Do this
Print the data exactly, leaving nothing out.

# start of Supplied material

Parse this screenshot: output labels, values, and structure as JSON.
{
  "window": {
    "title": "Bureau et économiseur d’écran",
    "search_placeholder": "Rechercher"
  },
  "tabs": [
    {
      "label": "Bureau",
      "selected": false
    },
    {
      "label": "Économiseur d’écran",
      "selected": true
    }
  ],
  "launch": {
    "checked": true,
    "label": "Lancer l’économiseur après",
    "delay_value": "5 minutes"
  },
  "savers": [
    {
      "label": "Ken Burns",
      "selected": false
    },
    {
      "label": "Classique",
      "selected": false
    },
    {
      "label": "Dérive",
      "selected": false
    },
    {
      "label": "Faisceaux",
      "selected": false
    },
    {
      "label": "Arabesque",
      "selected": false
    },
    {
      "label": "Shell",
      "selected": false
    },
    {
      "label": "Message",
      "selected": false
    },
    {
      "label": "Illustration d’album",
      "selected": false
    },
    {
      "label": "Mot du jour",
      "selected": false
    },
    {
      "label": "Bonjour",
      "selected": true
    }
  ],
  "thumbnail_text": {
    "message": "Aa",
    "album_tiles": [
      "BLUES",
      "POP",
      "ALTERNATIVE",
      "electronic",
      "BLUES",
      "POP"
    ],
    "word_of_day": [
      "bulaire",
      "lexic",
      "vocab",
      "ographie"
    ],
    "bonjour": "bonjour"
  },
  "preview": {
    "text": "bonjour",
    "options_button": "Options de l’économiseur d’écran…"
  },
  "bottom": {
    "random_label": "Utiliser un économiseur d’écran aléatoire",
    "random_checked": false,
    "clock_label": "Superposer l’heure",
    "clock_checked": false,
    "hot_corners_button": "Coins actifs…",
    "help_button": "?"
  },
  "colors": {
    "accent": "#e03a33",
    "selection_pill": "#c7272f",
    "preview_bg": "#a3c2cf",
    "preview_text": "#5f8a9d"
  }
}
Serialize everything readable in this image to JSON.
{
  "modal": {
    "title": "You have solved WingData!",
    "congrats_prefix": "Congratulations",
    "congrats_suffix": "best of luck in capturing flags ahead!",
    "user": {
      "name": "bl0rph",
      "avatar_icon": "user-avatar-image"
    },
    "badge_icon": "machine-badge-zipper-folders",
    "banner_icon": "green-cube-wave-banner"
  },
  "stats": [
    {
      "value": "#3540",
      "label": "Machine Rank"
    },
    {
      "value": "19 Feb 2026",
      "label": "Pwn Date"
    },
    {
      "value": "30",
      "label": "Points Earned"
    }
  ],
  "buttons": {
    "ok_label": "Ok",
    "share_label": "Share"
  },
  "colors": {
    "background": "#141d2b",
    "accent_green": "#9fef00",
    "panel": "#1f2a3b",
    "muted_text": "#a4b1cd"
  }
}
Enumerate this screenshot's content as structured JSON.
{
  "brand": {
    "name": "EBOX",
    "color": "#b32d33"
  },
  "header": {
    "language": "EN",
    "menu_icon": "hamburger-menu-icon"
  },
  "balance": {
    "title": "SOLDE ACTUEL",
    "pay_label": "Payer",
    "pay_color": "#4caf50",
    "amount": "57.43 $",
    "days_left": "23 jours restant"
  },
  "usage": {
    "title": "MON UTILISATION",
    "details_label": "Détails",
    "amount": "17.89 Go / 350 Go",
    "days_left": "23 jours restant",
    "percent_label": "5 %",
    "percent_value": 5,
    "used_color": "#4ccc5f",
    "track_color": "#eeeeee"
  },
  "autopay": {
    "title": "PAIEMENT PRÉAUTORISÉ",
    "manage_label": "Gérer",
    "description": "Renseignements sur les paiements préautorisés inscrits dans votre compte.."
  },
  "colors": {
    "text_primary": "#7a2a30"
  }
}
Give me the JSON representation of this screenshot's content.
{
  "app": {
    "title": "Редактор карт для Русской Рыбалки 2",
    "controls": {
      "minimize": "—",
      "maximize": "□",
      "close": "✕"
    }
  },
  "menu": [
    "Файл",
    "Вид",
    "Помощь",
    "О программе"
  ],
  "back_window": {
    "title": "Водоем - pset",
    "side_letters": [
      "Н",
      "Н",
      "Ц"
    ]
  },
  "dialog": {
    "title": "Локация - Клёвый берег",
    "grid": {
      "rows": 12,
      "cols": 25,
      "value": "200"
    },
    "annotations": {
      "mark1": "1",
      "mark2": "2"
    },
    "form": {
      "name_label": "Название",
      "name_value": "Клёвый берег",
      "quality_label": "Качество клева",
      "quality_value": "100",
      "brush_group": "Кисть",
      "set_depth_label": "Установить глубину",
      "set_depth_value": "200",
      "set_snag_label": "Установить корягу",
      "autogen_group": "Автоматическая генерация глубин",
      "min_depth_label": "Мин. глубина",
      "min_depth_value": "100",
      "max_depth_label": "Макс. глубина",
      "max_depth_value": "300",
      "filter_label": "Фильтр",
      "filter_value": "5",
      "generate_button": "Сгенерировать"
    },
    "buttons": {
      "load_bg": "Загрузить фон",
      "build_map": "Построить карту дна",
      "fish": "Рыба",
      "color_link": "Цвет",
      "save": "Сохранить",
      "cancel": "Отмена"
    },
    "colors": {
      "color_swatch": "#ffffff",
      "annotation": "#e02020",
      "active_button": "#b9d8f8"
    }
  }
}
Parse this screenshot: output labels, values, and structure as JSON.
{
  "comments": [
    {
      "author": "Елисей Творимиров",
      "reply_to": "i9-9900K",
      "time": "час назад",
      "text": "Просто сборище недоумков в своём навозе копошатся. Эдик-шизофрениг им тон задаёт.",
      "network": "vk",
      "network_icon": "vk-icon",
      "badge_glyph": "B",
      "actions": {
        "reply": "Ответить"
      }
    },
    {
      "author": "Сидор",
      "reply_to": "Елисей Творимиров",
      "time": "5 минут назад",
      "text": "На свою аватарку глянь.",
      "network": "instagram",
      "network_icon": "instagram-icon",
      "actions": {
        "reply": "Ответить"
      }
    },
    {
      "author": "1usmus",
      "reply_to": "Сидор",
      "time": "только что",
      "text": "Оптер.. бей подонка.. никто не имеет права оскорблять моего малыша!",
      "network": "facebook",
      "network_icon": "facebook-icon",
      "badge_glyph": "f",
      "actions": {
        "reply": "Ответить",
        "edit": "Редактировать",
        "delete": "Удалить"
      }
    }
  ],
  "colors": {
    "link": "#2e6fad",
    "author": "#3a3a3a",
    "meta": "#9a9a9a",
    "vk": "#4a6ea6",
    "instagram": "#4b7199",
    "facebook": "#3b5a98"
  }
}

# end of Supplied material

Full response
Parse this screenshot: output labels, values, and structure as JSON.
{
  "window": {
    "title": "Bureau et économiseur d’écran",
    "search_placeholder": "Rechercher"
  },
  "tabs": [
    {
      "label": "Bureau",
      "selected": false
    },
    {
      "label": "Économiseur d’écran",
      "selected": true
    }
  ],
  "launch": {
    "checked": true,
    "label": "Lancer l’économiseur après",
    "delay_value": "5 minutes"
  },
  "savers": [
    {
      "label": "Ken Burns",
      "selected": false
    },
    {
      "label": "Classique",
      "selected": false
    },
    {
      "label": "Dérive",
      "selected": false
    },
    {
      "label": "Faisceaux",
      "selected": false
    },
    {
      "label": "Arabesque",
      "selected": false
    },
    {
      "label": "Shell",
      "selected": false
    },
    {
      "label": "Message",
      "selected": false
    },
    {
      "label": "Illustration d’album",
      "selected": false
    },
    {
      "label": "Mot du jour",
      "selected": false
    },
    {
      "label": "Bonjour",
      "selected": true
    }
  ],
  "thumbnail_text": {
    "message": "Aa",
    "album_tiles": [
      "BLUES",
      "POP",
      "ALTERNATIVE",
      "electronic",
      "BLUES",
      "POP"
    ],
    "word_of_day": [
      "bulaire",
      "lexic",
      "vocab",
      "ographie"
    ],
    "bonjour": "bonjour"
  },
  "preview": {
    "text": "bonjour",
    "options_button": "Options de l’économiseur d’écran…"
  },
  "bottom": {
    "random_label": "Utiliser un économiseur d’écran aléatoire",
    "random_checked": false,
    "clock_label": "Superposer l’heure",
    "clock_checked": false,
    "hot_corners_button": "Coins actifs…",
    "help_button": "?"
  },
  "colors": {
    "accent": "#e03a33",
    "selection_pill": "#c7272f",
    "preview_bg": "#a3c2cf",
    "preview_text": "#5f8a9d"
  }
}
Serialize everything readable in this image to JSON.
{
  "modal": {
    "title": "You have solved WingData!",
    "congrats_prefix": "Congratulations",
    "congrats_suffix": "best of luck in capturing flags ahead!",
    "user": {
      "name": "bl0rph",
      "avatar_icon": "user-avatar-image"
    },
    "badge_icon": "machine-badge-zipper-folders",
    "banner_icon": "green-cube-wave-banner"
  },
  "stats": [
    {
      "value": "#3540",
      "label": "Machine Rank"
    },
    {
      "value": "19 Feb 2026",
      "label": "Pwn Date"
    },
    {
      "value": "30",
      "label": "Points Earned"
    }
  ],
  "buttons": {
    "ok_label": "Ok",
    "share_label": "Share"
  },
  "colors": {
    "background": "#141d2b",
    "accent_green": "#9fef00",
    "panel": "#1f2a3b",
    "muted_text": "#a4b1cd"
  }
}
Enumerate this screenshot's content as structured JSON.
{
  "brand": {
    "name": "EBOX",
    "color": "#b32d33"
  },
  "header": {
    "language": "EN",
    "menu_icon": "hamburger-menu-icon"
  },
  "balance": {
    "title": "SOLDE ACTUEL",
    "pay_label": "Payer",
    "pay_color": "#4caf50",
    "amount": "57.43 $",
    "days_left": "23 jours restant"
  },
  "usage": {
    "title": "MON UTILISATION",
    "details_label": "Détails",
    "amount": "17.89 Go / 350 Go",
    "days_left": "23 jours restant",
    "percent_label": "5 %",
    "percent_value": 5,
    "used_color": "#4ccc5f",
    "track_color": "#eeeeee"
  },
  "autopay": {
    "title": "PAIEMENT PRÉAUTORISÉ",
    "manage_label": "Gérer",
    "description": "Renseignements sur les paiements préautorisés inscrits dans votre compte.."
  },
  "colors": {
    "text_primary": "#7a2a30"
  }
}
Give me the JSON representation of this screenshot's content.
{
  "app": {
    "title": "Редактор карт для Русской Рыбалки 2",
    "controls": {
      "minimize": "—",
      "maximize": "□",
      "close": "✕"
    }
  },
  "menu": [
    "Файл",
    "Вид",
    "Помощь",
    "О программе"
  ],
  "back_window": {
    "title": "Водоем - pset",
    "side_letters": [
      "Н",
      "Н",
      "Ц"
    ]
  },
  "dialog": {
    "title": "Локация - Клёвый берег",
    "grid": {
      "rows": 12,
      "cols": 25,
      "value": "200"
    },
    "annotations": {
      "mark1": "1",
      "mark2": "2"
    },
    "form": {
      "name_label": "Название",
      "name_value": "Клёвый берег",
      "quality_label": "Качество клева",
      "quality_value": "100",
      "brush_group": "Кисть",
      "set_depth_label": "Установить глубину",
      "set_depth_value": "200",
      "set_snag_label": "Установить корягу",
      "autogen_group": "Автоматическая генерация глубин",
      "min_depth_label": "Мин. глубина",
      "min_depth_value": "100",
      "max_depth_label": "Макс. глубина",
      "max_depth_value": "300",
      "filter_label": "Фильтр",
      "filter_value": "5",
      "generate_button": "Сгенерировать"
    },
    "buttons": {
      "load_bg": "Загрузить фон",
      "build_map": "Построить карту дна",
      "fish": "Рыба",
      "color_link": "Цвет",
      "save": "Сохранить",
      "cancel": "Отмена"
    },
    "colors": {
      "color_swatch": "#ffffff",
      "annotation": "#e02020",
      "active_button": "#b9d8f8"
    }
  }
}
Parse this screenshot: output labels, values, and structure as JSON.
{
  "comments": [
    {
      "author": "Елисей Творимиров",
      "reply_to": "i9-9900K",
      "time": "час назад",
      "text": "Просто сборище недоумков в своём навозе копошатся. Эдик-шизофрениг им тон задаёт.",
      "network": "vk",
      "network_icon": "vk-icon",
      "badge_glyph": "B",
      "actions": {
        "reply": "Ответить"
      }
    },
    {
      "author": "Сидор",
      "reply_to": "Елисей Творимиров",
      "time": "5 минут назад",
      "text": "На свою аватарку глянь.",
      "network": "instagram",
      "network_icon": "instagram-icon",
      "actions": {
        "reply": "Ответить"
      }
    },
    {
      "author": "1usmus",
      "reply_to": "Сидор",
      "time": "только что",
      "text": "Оптер.. бей подонка.. никто не имеет права оскорблять моего малыша!",
      "network": "facebook",
      "network_icon": "facebook-icon",
      "badge_glyph": "f",
      "actions": {
        "reply": "Ответить",
        "edit": "Редактировать",
        "delete": "Удалить"
      }
    }
  ],
  "colors": {
    "link": "#2e6fad",
    "author": "#3a3a3a",
    "meta": "#9a9a9a",
    "vk": "#4a6ea6",
    "instagram": "#4b7199",
    "facebook": "#3b5a98"
  }
}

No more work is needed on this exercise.